[Task to carry out]:
Without altering anything, output the material below.

-------- Materials provided --------

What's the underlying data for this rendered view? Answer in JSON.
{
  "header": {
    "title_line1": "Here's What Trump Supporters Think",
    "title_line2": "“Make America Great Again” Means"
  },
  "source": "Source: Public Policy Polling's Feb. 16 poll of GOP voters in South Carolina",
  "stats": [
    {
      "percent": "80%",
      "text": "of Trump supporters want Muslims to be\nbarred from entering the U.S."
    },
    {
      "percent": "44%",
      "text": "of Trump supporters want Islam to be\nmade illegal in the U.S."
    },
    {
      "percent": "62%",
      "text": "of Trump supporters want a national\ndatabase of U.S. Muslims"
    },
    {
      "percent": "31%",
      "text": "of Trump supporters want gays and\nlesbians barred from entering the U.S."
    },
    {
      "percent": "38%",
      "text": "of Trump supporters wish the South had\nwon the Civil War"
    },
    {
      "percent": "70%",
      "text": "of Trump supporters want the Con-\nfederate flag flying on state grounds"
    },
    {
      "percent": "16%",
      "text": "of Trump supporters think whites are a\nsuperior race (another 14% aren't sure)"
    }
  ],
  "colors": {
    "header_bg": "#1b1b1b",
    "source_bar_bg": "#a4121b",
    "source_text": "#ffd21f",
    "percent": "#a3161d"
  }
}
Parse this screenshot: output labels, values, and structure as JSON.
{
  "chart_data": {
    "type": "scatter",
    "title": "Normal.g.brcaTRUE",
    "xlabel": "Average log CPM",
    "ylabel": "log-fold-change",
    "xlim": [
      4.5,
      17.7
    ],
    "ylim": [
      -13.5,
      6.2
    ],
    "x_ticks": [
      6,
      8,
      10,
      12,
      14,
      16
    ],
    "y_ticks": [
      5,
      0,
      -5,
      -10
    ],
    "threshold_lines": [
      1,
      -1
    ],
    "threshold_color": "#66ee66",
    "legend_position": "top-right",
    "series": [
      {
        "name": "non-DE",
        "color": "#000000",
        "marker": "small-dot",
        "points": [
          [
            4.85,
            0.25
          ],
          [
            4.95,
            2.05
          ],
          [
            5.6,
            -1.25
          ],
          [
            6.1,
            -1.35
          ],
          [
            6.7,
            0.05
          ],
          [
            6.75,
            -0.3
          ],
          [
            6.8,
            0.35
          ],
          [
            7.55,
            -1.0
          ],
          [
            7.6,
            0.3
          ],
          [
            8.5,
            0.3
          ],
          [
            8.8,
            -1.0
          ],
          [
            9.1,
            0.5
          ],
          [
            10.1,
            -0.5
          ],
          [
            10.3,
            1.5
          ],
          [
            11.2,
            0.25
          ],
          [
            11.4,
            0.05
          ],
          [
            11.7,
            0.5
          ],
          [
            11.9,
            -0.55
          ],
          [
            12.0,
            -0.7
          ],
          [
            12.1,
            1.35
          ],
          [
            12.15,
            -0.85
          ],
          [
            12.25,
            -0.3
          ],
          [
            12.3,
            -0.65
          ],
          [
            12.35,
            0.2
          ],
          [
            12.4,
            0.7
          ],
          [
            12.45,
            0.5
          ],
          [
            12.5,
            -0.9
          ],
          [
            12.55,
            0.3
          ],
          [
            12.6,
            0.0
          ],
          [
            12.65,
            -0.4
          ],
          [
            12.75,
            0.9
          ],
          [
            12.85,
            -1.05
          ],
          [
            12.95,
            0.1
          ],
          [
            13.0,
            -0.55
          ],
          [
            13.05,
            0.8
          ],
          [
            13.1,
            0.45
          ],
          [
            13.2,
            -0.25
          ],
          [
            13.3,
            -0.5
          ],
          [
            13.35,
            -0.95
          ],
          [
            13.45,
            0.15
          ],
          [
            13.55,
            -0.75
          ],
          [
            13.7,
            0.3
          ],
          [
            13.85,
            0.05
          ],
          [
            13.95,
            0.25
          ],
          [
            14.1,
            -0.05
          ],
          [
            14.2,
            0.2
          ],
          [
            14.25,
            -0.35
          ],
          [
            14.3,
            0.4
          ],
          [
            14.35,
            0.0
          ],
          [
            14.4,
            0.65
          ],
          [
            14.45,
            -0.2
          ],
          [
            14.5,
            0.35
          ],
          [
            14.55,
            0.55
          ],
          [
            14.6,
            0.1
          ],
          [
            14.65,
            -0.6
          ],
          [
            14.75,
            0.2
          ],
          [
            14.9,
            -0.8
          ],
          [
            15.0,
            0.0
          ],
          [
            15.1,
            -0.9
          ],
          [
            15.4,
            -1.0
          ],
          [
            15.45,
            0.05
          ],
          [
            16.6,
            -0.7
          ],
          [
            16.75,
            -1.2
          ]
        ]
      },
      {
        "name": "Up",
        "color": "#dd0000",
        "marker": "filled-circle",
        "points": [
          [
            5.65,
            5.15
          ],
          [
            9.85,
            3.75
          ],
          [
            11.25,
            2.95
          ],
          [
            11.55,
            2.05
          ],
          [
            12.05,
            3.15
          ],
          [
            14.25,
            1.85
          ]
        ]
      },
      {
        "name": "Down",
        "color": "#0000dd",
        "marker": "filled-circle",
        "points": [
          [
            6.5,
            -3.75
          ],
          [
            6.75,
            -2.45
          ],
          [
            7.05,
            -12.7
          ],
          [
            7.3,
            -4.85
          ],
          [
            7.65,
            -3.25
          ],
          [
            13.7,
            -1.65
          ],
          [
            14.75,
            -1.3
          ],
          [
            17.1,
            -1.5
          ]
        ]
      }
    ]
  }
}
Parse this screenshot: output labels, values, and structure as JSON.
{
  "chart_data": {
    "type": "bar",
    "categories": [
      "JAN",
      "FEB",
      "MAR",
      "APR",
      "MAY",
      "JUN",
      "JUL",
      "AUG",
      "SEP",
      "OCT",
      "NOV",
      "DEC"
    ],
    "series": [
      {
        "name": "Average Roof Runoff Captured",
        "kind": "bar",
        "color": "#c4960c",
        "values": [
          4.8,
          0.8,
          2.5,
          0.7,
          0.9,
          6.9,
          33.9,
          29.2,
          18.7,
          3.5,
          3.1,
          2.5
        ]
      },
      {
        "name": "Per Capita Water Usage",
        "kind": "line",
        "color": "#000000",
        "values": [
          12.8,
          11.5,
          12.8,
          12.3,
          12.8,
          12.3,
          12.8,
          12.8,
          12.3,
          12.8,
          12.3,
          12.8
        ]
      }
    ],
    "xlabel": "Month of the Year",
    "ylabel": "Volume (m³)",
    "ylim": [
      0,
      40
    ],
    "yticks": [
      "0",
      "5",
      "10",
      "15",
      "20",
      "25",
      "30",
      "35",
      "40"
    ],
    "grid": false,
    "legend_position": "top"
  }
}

--------

[Exercise answer]:
What's the underlying data for this rendered view? Answer in JSON.
{
  "header": {
    "title_line1": "Here's What Trump Supporters Think",
    "title_line2": "“Make America Great Again” Means"
  },
  "source": "Source: Public Policy Polling's Feb. 16 poll of GOP voters in South Carolina",
  "stats": [
    {
      "percent": "80%",
      "text": "of Trump supporters want Muslims to be\nbarred from entering the U.S."
    },
    {
      "percent": "44%",
      "text": "of Trump supporters want Islam to be\nmade illegal in the U.S."
    },
    {
      "percent": "62%",
      "text": "of Trump supporters want a national\ndatabase of U.S. Muslims"
    },
    {
      "percent": "31%",
      "text": "of Trump supporters want gays and\nlesbians barred from entering the U.S."
    },
    {
      "percent": "38%",
      "text": "of Trump supporters wish the South had\nwon the Civil War"
    },
    {
      "percent": "70%",
      "text": "of Trump supporters want the Con-\nfederate flag flying on state grounds"
    },
    {
      "percent": "16%",
      "text": "of Trump supporters think whites are a\nsuperior race (another 14% aren't sure)"
    }
  ],
  "colors": {
    "header_bg": "#1b1b1b",
    "source_bar_bg": "#a4121b",
    "source_text": "#ffd21f",
    "percent": "#a3161d"
  }
}
Parse this screenshot: output labels, values, and structure as JSON.
{
  "chart_data": {
    "type": "scatter",
    "title": "Normal.g.brcaTRUE",
    "xlabel": "Average log CPM",
    "ylabel": "log-fold-change",
    "xlim": [
      4.5,
      17.7
    ],
    "ylim": [
      -13.5,
      6.2
    ],
    "x_ticks": [
      6,
      8,
      10,
      12,
      14,
      16
    ],
    "y_ticks": [
      5,
      0,
      -5,
      -10
    ],
    "threshold_lines": [
      1,
      -1
    ],
    "threshold_color": "#66ee66",
    "legend_position": "top-right",
    "series": [
      {
        "name": "non-DE",
        "color": "#000000",
        "marker": "small-dot",
        "points": [
          [
            4.85,
            0.25
          ],
          [
            4.95,
            2.05
          ],
          [
            5.6,
            -1.25
          ],
          [
            6.1,
            -1.35
          ],
          [
            6.7,
            0.05
          ],
          [
            6.75,
            -0.3
          ],
          [
            6.8,
            0.35
          ],
          [
            7.55,
            -1.0
          ],
          [
            7.6,
            0.3
          ],
          [
            8.5,
            0.3
          ],
          [
            8.8,
            -1.0
          ],
          [
            9.1,
            0.5
          ],
          [
            10.1,
            -0.5
          ],
          [
            10.3,
            1.5
          ],
          [
            11.2,
            0.25
          ],
          [
            11.4,
            0.05
          ],
          [
            11.7,
            0.5
          ],
          [
            11.9,
            -0.55
          ],
          [
            12.0,
            -0.7
          ],
          [
            12.1,
            1.35
          ],
          [
            12.15,
            -0.85
          ],
          [
            12.25,
            -0.3
          ],
          [
            12.3,
            -0.65
          ],
          [
            12.35,
            0.2
          ],
          [
            12.4,
            0.7
          ],
          [
            12.45,
            0.5
          ],
          [
            12.5,
            -0.9
          ],
          [
            12.55,
            0.3
          ],
          [
            12.6,
            0.0
          ],
          [
            12.65,
            -0.4
          ],
          [
            12.75,
            0.9
          ],
          [
            12.85,
            -1.05
          ],
          [
            12.95,
            0.1
          ],
          [
            13.0,
            -0.55
          ],
          [
            13.05,
            0.8
          ],
          [
            13.1,
            0.45
          ],
          [
            13.2,
            -0.25
          ],
          [
            13.3,
            -0.5
          ],
          [
            13.35,
            -0.95
          ],
          [
            13.45,
            0.15
          ],
          [
            13.55,
            -0.75
          ],
          [
            13.7,
            0.3
          ],
          [
            13.85,
            0.05
          ],
          [
            13.95,
            0.25
          ],
          [
            14.1,
            -0.05
          ],
          [
            14.2,
            0.2
          ],
          [
            14.25,
            -0.35
          ],
          [
            14.3,
            0.4
          ],
          [
            14.35,
            0.0
          ],
          [
            14.4,
            0.65
          ],
          [
            14.45,
            -0.2
          ],
          [
            14.5,
            0.35
          ],
          [
            14.55,
            0.55
          ],
          [
            14.6,
            0.1
          ],
          [
            14.65,
            -0.6
          ],
          [
            14.75,
            0.2
          ],
          [
            14.9,
            -0.8
          ],
          [
            15.0,
            0.0
          ],
          [
            15.1,
            -0.9
          ],
          [
            15.4,
            -1.0
          ],
          [
            15.45,
            0.05
          ],
          [
            16.6,
            -0.7
          ],
          [
            16.75,
            -1.2
          ]
        ]
      },
      {
        "name": "Up",
        "color": "#dd0000",
        "marker": "filled-circle",
        "points": [
          [
            5.65,
            5.15
          ],
          [
            9.85,
            3.75
          ],
          [
            11.25,
            2.95
          ],
          [
            11.55,
            2.05
          ],
          [
            12.05,
            3.15
          ],
          [
            14.25,
            1.85
          ]
        ]
      },
      {
        "name": "Down",
        "color": "#0000dd",
        "marker": "filled-circle",
        "points": [
          [
            6.5,
            -3.75
          ],
          [
            6.75,
            -2.45
          ],
          [
            7.05,
            -12.7
          ],
          [
            7.3,
            -4.85
          ],
          [
            7.65,
            -3.25
          ],
          [
            13.7,
            -1.65
          ],
          [
            14.75,
            -1.3
          ],
          [
            17.1,
            -1.5
          ]
        ]
      }
    ]
  }
}
Parse this screenshot: output labels, values, and structure as JSON.
{
  "chart_data": {
    "type": "bar",
    "categories": [
      "JAN",
      "FEB",
      "MAR",
      "APR",
      "MAY",
      "JUN",
      "JUL",
      "AUG",
      "SEP",
      "OCT",
      "NOV",
      "DEC"
    ],
    "series": [
      {
        "name": "Average Roof Runoff Captured",
        "kind": "bar",
        "color": "#c4960c",
        "values": [
          4.8,
          0.8,
          2.5,
          0.7,
          0.9,
          6.9,
          33.9,
          29.2,
          18.7,
          3.5,
          3.1,
          2.5
        ]
      },
      {
        "name": "Per Capita Water Usage",
        "kind": "line",
        "color": "#000000",
        "values": [
          12.8,
          11.5,
          12.8,
          12.3,
          12.8,
          12.3,
          12.8,
          12.8,
          12.3,
          12.8,
          12.3,
          12.8
        ]
      }
    ],
    "xlabel": "Month of the Year",
    "ylabel": "Volume (m³)",
    "ylim": [
      0,
      40
    ],
    "yticks": [
      "0",
      "5",
      "10",
      "15",
      "20",
      "25",
      "30",
      "35",
      "40"
    ],
    "grid": false,
    "legend_position": "top"
  }
}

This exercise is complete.